══ Records for the exercise ══

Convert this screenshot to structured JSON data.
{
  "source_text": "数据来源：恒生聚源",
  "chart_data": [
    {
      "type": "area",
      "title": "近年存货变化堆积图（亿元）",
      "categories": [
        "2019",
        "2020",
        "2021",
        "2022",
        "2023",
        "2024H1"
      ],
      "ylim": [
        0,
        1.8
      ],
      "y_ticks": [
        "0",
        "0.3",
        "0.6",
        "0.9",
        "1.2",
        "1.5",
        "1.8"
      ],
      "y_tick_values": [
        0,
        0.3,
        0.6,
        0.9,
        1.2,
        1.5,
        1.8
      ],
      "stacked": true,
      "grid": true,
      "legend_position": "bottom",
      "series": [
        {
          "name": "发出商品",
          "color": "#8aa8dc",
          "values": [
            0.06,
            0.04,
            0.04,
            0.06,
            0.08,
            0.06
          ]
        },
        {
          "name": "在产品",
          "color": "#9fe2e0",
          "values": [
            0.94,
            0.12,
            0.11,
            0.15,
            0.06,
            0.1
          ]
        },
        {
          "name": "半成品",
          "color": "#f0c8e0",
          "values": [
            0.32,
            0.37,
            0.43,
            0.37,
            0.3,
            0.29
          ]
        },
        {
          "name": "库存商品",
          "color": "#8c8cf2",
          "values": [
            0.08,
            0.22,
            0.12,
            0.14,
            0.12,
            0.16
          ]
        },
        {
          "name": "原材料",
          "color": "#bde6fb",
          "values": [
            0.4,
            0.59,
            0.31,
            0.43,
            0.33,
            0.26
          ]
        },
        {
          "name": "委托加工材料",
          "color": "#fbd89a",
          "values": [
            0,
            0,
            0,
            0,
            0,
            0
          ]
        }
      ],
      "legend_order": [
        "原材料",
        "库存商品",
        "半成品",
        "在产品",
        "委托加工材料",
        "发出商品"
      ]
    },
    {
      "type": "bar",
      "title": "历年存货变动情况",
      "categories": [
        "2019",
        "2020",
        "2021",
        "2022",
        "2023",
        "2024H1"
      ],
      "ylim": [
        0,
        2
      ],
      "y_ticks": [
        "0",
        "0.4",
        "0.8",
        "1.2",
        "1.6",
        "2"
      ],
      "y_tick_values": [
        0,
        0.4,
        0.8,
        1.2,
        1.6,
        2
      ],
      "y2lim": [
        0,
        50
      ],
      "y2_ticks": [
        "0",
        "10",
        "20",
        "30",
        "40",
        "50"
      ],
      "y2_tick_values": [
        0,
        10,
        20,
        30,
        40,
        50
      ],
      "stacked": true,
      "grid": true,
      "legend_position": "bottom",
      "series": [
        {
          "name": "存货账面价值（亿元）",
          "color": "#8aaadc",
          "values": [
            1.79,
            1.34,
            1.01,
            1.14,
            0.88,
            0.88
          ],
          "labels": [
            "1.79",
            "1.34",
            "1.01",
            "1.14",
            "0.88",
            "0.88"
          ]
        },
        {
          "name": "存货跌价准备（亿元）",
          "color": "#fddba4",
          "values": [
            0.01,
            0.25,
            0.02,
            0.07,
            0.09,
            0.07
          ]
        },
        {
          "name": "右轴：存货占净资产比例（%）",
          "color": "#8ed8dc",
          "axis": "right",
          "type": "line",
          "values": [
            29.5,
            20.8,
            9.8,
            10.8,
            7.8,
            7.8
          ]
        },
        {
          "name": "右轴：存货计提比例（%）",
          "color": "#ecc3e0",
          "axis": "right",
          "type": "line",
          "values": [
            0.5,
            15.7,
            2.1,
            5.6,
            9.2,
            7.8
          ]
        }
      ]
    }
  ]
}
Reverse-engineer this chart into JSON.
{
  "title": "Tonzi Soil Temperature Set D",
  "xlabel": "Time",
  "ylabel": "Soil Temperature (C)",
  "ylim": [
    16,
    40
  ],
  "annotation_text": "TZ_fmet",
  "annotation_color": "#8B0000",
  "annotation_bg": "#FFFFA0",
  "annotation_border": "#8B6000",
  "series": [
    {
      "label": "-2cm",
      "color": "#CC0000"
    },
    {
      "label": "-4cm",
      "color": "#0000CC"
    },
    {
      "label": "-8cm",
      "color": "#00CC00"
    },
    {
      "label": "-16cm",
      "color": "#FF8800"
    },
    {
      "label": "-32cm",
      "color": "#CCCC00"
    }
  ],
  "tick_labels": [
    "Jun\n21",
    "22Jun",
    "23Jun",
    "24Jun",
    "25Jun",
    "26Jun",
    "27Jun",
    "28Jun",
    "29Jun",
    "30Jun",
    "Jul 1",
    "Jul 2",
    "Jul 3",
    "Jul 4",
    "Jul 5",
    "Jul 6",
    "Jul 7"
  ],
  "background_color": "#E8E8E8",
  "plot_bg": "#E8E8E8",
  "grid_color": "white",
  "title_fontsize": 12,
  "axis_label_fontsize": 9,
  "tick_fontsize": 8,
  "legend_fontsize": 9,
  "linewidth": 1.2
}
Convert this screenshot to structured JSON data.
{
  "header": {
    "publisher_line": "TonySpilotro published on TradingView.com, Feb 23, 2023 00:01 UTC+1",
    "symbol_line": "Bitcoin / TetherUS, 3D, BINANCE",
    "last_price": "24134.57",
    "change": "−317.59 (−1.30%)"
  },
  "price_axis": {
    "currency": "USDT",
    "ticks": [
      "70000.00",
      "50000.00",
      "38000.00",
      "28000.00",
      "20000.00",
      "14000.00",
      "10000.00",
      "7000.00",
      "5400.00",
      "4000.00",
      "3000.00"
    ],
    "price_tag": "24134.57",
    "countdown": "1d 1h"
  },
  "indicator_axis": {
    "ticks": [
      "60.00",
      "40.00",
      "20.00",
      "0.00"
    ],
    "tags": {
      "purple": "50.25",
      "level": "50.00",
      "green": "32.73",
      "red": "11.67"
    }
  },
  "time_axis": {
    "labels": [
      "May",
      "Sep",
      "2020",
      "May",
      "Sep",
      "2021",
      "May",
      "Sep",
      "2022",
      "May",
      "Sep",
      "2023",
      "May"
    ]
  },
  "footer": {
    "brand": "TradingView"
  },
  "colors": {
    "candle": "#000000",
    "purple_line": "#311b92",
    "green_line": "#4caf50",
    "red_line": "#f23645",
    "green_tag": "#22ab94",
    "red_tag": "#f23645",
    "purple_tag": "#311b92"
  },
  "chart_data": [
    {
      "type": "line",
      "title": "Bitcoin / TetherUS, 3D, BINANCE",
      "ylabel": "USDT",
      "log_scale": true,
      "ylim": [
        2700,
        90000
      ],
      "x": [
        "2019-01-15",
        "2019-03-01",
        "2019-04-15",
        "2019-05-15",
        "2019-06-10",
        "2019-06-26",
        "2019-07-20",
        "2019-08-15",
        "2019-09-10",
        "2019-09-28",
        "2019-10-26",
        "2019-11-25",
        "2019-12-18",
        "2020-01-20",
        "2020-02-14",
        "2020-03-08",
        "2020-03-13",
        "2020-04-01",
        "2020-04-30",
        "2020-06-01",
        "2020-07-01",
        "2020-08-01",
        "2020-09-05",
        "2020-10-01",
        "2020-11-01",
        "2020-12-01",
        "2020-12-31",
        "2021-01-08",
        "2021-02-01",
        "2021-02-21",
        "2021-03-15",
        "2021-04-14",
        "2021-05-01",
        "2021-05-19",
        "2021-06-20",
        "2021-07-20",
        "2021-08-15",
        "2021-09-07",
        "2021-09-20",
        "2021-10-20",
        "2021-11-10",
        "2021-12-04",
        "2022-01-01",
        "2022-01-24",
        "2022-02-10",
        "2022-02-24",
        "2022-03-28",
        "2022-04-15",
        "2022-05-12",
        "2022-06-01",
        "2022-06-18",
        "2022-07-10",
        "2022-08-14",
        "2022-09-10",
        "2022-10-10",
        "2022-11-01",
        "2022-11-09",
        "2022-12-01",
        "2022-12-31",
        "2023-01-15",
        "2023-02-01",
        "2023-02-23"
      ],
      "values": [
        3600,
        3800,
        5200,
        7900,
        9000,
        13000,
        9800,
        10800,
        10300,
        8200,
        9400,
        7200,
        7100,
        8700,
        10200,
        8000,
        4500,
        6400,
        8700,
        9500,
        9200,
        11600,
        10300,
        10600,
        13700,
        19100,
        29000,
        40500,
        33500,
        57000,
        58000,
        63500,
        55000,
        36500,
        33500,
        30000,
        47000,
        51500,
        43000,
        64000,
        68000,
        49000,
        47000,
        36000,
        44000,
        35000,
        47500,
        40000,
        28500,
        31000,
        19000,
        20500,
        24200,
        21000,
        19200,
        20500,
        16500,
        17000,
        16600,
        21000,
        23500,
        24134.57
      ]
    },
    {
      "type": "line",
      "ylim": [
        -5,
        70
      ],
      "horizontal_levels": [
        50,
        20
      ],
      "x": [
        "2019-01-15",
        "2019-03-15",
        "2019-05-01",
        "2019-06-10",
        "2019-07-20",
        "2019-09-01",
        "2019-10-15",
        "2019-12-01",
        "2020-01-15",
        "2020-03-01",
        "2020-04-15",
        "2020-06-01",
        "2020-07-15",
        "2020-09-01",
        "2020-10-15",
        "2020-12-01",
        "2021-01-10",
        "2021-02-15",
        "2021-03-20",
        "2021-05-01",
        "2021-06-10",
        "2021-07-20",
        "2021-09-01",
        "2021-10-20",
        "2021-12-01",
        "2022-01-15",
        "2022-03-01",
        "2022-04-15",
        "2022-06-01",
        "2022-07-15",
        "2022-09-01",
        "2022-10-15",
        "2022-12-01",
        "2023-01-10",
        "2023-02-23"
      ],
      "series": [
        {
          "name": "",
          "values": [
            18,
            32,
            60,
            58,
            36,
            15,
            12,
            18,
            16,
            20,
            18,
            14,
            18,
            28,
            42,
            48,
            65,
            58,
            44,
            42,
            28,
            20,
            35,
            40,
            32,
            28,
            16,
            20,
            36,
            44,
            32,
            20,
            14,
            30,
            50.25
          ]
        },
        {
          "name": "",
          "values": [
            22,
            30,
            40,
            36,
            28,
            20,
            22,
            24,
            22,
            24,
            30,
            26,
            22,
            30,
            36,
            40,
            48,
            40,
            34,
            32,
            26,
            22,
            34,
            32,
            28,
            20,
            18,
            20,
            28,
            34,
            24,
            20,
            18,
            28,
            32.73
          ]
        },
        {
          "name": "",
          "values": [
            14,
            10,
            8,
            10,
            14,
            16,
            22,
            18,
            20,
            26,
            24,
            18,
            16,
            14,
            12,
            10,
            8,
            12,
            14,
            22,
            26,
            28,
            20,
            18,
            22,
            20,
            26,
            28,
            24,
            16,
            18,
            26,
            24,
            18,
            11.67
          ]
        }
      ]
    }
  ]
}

═══

Tally up the lines holding the word "Bitcoin" in the data above, and answer with that figure only.

2